→ **GOAL**
In the copy, include every entry exactly but none of the pictures.

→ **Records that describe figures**
****************

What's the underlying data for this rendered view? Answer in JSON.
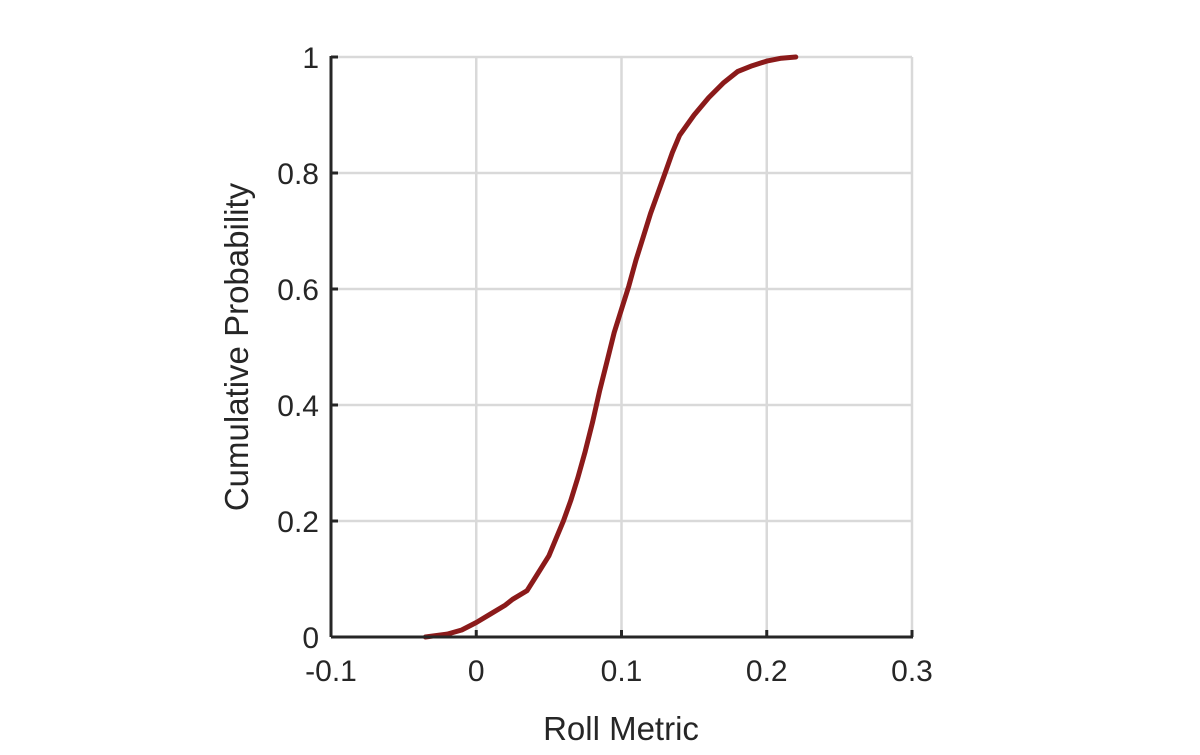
{
  "chart_data": {
    "type": "line",
    "title": "",
    "xlabel": "Roll Metric",
    "ylabel": "Cumulative Probability",
    "xlim": [
      -0.1,
      0.3
    ],
    "ylim": [
      0,
      1
    ],
    "xticks": [
      -0.1,
      0,
      0.1,
      0.2,
      0.3
    ],
    "yticks": [
      0,
      0.2,
      0.4,
      0.6,
      0.8,
      1
    ],
    "xtick_labels": [
      "-0.1",
      "0",
      "0.1",
      "0.2",
      "0.3"
    ],
    "ytick_labels": [
      "0",
      "0.2",
      "0.4",
      "0.6",
      "0.8",
      "1"
    ],
    "grid": true,
    "legend": "none",
    "colors": {
      "line": "#8b1a1a",
      "grid": "#d9d9d9",
      "axis": "#262626"
    },
    "series": [
      {
        "x": [
          -0.035,
          -0.02,
          -0.01,
          0.0,
          0.01,
          0.02,
          0.025,
          0.035,
          0.04,
          0.05,
          0.055,
          0.06,
          0.065,
          0.07,
          0.075,
          0.08,
          0.085,
          0.09,
          0.095,
          0.1,
          0.105,
          0.11,
          0.115,
          0.12,
          0.125,
          0.13,
          0.135,
          0.14,
          0.15,
          0.16,
          0.17,
          0.18,
          0.19,
          0.2,
          0.21,
          0.22
        ],
        "y": [
          0.0,
          0.005,
          0.012,
          0.025,
          0.04,
          0.055,
          0.065,
          0.08,
          0.1,
          0.14,
          0.17,
          0.2,
          0.235,
          0.275,
          0.32,
          0.37,
          0.425,
          0.475,
          0.525,
          0.565,
          0.605,
          0.65,
          0.69,
          0.73,
          0.765,
          0.8,
          0.835,
          0.865,
          0.9,
          0.93,
          0.955,
          0.975,
          0.985,
          0.993,
          0.998,
          1.0
        ]
      }
    ]
  }
}
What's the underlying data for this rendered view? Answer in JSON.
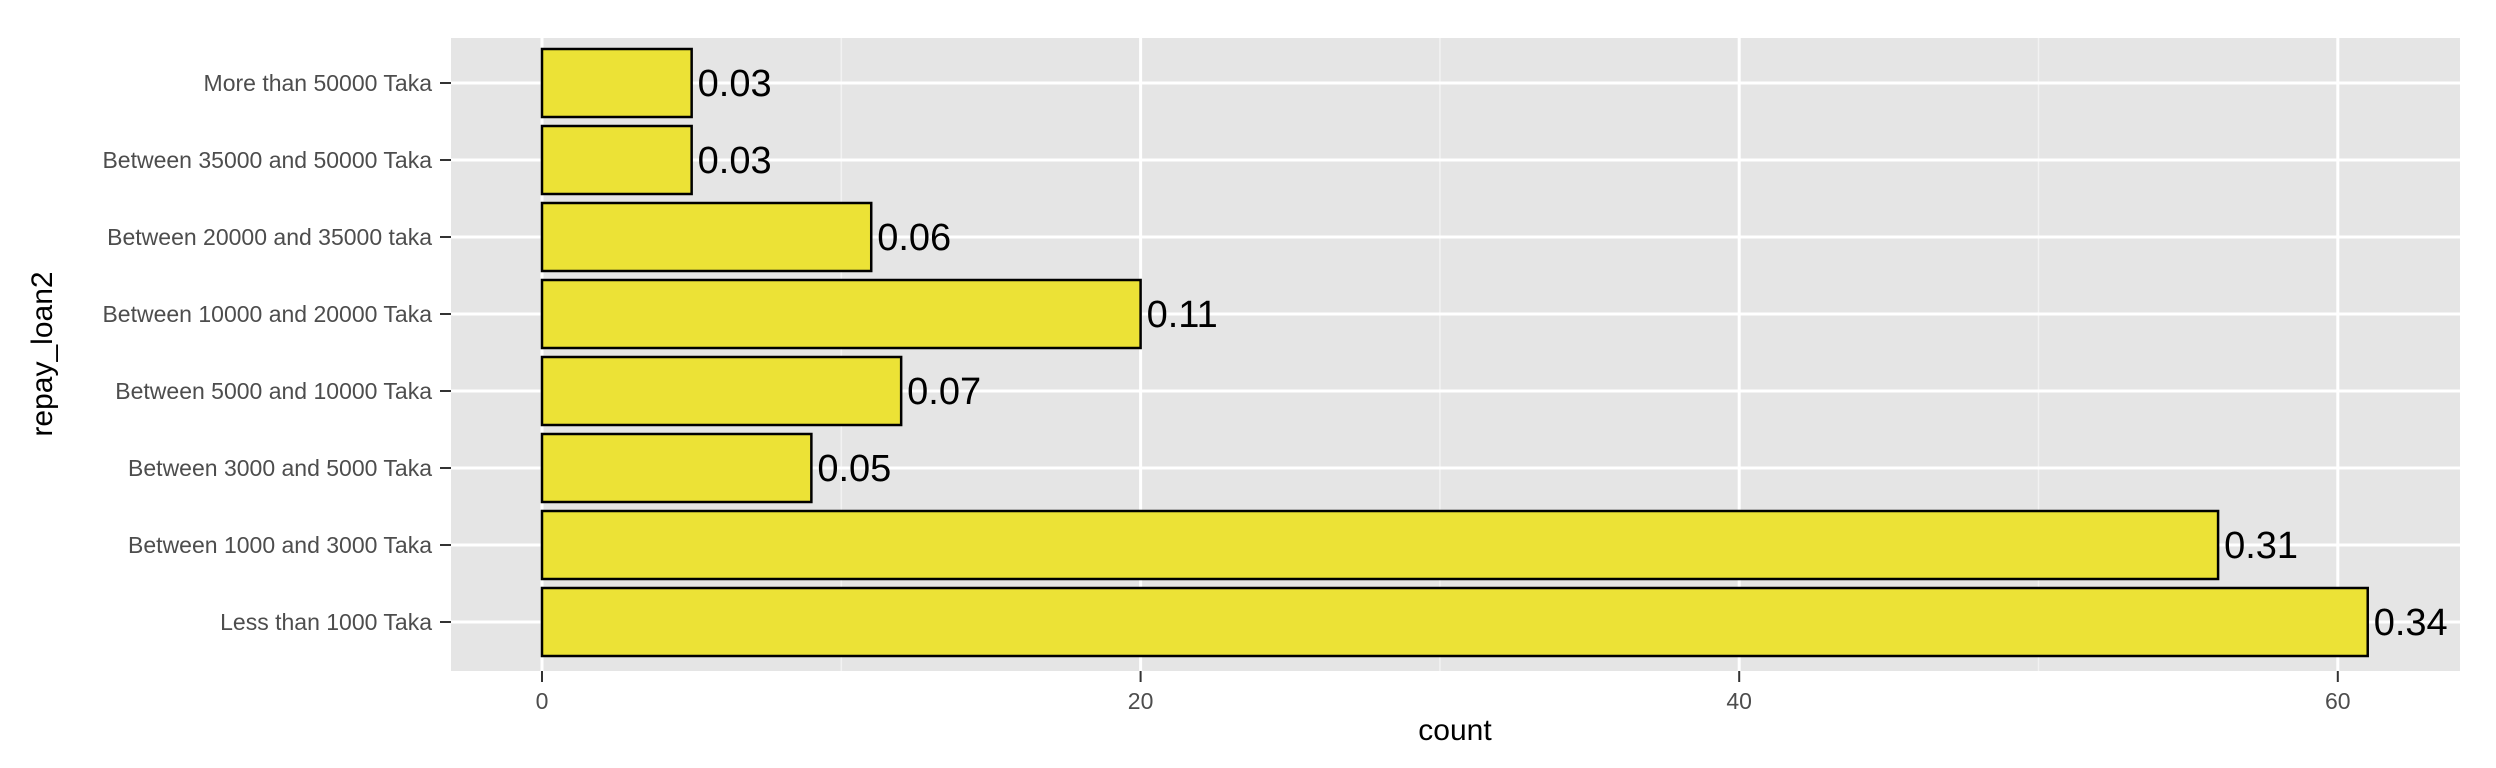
{
  "chart_data": {
    "type": "bar",
    "orientation": "horizontal",
    "categories": [
      "Less than 1000 Taka",
      "Between 1000 and 3000 Taka",
      "Between 3000 and 5000 Taka",
      "Between 5000 and 10000 Taka",
      "Between 10000 and 20000 Taka",
      "Between 20000 and 35000 taka",
      "Between 35000 and 50000 Taka",
      "More than 50000 Taka"
    ],
    "values": [
      61,
      56,
      9,
      12,
      20,
      11,
      5,
      5
    ],
    "labels": [
      "0.34",
      "0.31",
      "0.05",
      "0.07",
      "0.11",
      "0.06",
      "0.03",
      "0.03"
    ],
    "xlabel": "count",
    "ylabel": "repay_loan2",
    "xlim": [
      -3,
      64
    ],
    "x_ticks": [
      0,
      20,
      40,
      60
    ],
    "x_tick_labels": [
      "0",
      "20",
      "40",
      "60"
    ],
    "grid": true,
    "colors": {
      "panel": "#e5e5e5",
      "grid_major": "#ffffff",
      "grid_minor": "#f2f2f2",
      "bar_fill": "#ece236",
      "bar_stroke": "#000000",
      "tick_mark": "#333333"
    }
  }
}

****************

→ **REPLY**
What's the underlying data for this rendered view? Answer in JSON.
{
  "chart_data": {
    "type": "line",
    "title": "",
    "xlabel": "Roll Metric",
    "ylabel": "Cumulative Probability",
    "xlim": [
      -0.1,
      0.3
    ],
    "ylim": [
      0,
      1
    ],
    "xticks": [
      -0.1,
      0,
      0.1,
      0.2,
      0.3
    ],
    "yticks": [
      0,
      0.2,
      0.4,
      0.6,
      0.8,
      1
    ],
    "xtick_labels": [
      "-0.1",
      "0",
      "0.1",
      "0.2",
      "0.3"
    ],
    "ytick_labels": [
      "0",
      "0.2",
      "0.4",
      "0.6",
      "0.8",
      "1"
    ],
    "grid": true,
    "legend": "none",
    "colors": {
      "line": "#8b1a1a",
      "grid": "#d9d9d9",
      "axis": "#262626"
    },
    "series": [
      {
        "x": [
          -0.035,
          -0.02,
          -0.01,
          0.0,
          0.01,
          0.02,
          0.025,
          0.035,
          0.04,
          0.05,
          0.055,
          0.06,
          0.065,
          0.07,
          0.075,
          0.08,
          0.085,
          0.09,
          0.095,
          0.1,
          0.105,
          0.11,
          0.115,
          0.12,
          0.125,
          0.13,
          0.135,
          0.14,
          0.15,
          0.16,
          0.17,
          0.18,
          0.19,
          0.2,
          0.21,
          0.22
        ],
        "y": [
          0.0,
          0.005,
          0.012,
          0.025,
          0.04,
          0.055,
          0.065,
          0.08,
          0.1,
          0.14,
          0.17,
          0.2,
          0.235,
          0.275,
          0.32,
          0.37,
          0.425,
          0.475,
          0.525,
          0.565,
          0.605,
          0.65,
          0.69,
          0.73,
          0.765,
          0.8,
          0.835,
          0.865,
          0.9,
          0.93,
          0.955,
          0.975,
          0.985,
          0.993,
          0.998,
          1.0
        ]
      }
    ]
  }
}
What's the underlying data for this rendered view? Answer in JSON.
{
  "chart_data": {
    "type": "bar",
    "orientation": "horizontal",
    "categories": [
      "Less than 1000 Taka",
      "Between 1000 and 3000 Taka",
      "Between 3000 and 5000 Taka",
      "Between 5000 and 10000 Taka",
      "Between 10000 and 20000 Taka",
      "Between 20000 and 35000 taka",
      "Between 35000 and 50000 Taka",
      "More than 50000 Taka"
    ],
    "values": [
      61,
      56,
      9,
      12,
      20,
      11,
      5,
      5
    ],
    "labels": [
      "0.34",
      "0.31",
      "0.05",
      "0.07",
      "0.11",
      "0.06",
      "0.03",
      "0.03"
    ],
    "xlabel": "count",
    "ylabel": "repay_loan2",
    "xlim": [
      -3,
      64
    ],
    "x_ticks": [
      0,
      20,
      40,
      60
    ],
    "x_tick_labels": [
      "0",
      "20",
      "40",
      "60"
    ],
    "grid": true,
    "colors": {
      "panel": "#e5e5e5",
      "grid_major": "#ffffff",
      "grid_minor": "#f2f2f2",
      "bar_fill": "#ece236",
      "bar_stroke": "#000000",
      "tick_mark": "#333333"
    }
  }
}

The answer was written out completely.